THE PROBLEM: Pick out the lines below that contain the string "JSON" and copy them all.

SUPPLIED MATERIAL:

════════

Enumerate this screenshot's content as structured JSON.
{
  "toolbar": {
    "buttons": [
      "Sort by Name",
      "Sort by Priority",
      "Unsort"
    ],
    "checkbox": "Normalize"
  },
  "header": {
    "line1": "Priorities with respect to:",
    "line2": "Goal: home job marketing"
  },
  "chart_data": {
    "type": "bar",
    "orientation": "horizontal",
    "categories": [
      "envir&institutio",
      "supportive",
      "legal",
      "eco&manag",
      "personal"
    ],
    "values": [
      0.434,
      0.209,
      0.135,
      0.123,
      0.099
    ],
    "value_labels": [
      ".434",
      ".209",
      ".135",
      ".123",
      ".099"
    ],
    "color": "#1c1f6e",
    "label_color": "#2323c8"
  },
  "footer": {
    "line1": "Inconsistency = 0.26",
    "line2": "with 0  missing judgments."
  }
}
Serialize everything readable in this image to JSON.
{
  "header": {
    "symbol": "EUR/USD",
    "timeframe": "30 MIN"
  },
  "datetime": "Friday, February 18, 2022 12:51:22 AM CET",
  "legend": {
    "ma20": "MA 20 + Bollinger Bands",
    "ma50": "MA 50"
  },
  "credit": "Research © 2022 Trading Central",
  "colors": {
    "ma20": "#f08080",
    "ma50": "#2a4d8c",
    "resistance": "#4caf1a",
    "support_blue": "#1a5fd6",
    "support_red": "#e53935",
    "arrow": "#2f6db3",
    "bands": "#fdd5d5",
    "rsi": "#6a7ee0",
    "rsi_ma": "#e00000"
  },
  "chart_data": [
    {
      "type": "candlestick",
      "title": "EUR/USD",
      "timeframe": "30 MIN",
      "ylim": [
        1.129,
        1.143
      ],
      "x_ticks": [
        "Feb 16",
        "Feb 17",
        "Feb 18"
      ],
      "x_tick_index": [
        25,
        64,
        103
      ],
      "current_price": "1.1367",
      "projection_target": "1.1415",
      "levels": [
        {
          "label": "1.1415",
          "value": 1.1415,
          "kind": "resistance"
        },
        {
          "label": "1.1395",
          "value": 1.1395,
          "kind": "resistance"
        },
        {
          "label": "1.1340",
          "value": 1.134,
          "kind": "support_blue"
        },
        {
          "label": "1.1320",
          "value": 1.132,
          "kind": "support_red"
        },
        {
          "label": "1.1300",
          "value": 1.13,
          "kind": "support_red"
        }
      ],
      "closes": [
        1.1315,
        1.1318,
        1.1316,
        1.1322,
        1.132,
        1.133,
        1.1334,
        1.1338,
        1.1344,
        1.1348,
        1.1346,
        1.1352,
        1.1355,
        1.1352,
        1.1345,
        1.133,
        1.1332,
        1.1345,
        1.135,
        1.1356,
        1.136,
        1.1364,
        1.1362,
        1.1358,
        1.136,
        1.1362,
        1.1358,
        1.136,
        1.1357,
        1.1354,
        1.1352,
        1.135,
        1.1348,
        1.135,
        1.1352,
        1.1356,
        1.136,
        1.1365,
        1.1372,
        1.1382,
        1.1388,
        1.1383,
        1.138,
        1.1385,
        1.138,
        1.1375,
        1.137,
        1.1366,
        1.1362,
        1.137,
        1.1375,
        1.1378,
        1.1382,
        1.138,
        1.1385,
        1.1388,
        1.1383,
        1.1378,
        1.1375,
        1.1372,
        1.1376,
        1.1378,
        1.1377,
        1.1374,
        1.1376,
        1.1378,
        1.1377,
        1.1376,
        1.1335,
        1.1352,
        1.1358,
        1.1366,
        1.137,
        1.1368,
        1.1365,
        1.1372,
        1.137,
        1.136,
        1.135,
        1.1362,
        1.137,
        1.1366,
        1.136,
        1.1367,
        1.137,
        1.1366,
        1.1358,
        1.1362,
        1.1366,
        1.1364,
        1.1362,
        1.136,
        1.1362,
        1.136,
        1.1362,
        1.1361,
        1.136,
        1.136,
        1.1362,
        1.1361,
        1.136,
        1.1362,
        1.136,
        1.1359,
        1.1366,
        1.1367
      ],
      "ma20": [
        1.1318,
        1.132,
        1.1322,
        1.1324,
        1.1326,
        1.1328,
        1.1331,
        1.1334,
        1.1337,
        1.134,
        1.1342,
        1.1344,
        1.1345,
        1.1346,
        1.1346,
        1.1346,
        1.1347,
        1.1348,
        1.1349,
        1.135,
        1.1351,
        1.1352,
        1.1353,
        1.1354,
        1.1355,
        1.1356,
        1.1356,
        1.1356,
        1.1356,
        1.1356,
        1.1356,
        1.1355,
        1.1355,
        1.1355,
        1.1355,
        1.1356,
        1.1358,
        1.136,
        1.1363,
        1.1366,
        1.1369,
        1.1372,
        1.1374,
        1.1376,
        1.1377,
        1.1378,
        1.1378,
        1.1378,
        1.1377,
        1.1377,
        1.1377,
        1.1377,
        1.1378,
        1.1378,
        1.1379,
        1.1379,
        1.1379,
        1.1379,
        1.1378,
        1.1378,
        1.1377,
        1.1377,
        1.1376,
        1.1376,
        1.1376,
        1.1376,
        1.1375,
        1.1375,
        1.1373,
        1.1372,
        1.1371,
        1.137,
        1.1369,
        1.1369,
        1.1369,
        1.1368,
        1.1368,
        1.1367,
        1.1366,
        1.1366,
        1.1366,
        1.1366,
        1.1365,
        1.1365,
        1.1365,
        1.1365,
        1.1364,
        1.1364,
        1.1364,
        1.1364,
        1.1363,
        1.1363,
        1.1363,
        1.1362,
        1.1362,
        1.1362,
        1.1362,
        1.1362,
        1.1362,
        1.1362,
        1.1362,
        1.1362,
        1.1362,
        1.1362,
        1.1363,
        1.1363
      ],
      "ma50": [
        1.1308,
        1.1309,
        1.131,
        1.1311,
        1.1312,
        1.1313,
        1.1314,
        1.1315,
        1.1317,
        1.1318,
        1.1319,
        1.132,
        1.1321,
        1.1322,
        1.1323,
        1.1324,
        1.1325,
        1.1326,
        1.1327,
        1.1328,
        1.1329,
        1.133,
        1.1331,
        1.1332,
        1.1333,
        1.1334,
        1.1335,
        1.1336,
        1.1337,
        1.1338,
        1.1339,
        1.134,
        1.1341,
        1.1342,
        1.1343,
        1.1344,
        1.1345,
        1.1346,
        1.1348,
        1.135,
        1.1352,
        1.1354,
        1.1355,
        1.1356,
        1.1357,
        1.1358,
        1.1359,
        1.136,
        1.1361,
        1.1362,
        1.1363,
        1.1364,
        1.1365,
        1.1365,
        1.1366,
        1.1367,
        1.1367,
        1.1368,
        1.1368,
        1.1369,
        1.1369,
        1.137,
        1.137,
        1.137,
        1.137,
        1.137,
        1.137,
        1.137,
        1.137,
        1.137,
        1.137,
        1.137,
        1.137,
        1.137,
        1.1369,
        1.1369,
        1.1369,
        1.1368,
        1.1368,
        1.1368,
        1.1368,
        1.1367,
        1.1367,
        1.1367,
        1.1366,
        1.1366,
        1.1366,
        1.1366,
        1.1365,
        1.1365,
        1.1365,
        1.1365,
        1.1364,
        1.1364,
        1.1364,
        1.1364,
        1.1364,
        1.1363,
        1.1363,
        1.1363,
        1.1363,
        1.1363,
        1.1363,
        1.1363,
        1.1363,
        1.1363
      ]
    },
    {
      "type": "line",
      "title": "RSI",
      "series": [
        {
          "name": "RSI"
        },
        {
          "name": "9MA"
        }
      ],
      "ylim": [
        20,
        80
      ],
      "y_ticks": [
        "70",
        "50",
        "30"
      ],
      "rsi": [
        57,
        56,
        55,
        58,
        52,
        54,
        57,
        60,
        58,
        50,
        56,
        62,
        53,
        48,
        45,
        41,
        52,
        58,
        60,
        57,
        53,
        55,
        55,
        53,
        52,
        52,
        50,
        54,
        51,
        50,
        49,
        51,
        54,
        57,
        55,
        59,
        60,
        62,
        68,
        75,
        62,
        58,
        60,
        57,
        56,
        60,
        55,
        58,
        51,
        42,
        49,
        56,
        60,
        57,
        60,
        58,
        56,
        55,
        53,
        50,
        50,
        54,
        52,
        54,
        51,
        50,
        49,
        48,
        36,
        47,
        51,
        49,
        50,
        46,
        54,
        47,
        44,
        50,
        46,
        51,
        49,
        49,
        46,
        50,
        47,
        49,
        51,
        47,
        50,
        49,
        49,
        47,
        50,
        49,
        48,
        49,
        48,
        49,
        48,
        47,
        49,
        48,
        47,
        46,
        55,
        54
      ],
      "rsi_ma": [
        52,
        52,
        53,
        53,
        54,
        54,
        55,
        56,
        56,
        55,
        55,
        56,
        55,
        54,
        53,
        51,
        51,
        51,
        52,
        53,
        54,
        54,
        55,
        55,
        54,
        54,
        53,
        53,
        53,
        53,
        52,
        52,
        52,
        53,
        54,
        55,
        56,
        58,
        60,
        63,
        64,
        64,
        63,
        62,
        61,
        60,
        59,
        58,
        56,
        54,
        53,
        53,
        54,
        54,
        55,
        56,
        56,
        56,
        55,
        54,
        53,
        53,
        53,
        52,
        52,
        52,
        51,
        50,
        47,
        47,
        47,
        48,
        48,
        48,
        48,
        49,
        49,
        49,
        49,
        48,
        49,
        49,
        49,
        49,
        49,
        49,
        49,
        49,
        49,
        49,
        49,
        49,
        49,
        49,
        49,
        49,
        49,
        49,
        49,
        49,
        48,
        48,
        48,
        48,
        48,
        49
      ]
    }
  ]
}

════════

WORKED ANSWER:
Enumerate this screenshot's content as structured JSON.
Serialize everything readable in this image to JSON.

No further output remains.